(GIVEN INFORMATION)

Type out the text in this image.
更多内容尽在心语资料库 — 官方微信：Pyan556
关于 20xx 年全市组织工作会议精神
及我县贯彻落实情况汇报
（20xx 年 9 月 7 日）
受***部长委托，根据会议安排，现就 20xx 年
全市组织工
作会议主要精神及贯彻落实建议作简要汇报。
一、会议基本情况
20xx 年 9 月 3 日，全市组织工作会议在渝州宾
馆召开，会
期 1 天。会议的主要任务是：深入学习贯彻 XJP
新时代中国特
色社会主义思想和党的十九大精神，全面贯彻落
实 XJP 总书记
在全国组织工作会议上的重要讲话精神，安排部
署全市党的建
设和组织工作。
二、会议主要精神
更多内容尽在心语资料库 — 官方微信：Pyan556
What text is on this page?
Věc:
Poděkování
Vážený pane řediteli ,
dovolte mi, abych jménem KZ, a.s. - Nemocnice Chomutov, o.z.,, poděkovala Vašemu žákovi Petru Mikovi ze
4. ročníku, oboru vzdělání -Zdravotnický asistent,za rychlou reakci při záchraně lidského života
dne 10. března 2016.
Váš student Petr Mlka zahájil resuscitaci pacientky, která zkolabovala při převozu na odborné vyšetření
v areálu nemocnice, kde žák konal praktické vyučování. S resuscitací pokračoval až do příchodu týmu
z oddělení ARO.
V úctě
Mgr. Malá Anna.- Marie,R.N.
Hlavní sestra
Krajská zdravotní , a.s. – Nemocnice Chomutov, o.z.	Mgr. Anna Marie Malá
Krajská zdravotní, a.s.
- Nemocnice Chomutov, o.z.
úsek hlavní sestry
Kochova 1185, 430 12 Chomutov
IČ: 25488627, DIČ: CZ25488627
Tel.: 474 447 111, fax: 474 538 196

(TASK GOAL)
Looking at the material above, count the lines containing the string "zdravotní" and reply with the count alone.

(EXERCISE RESULT)
2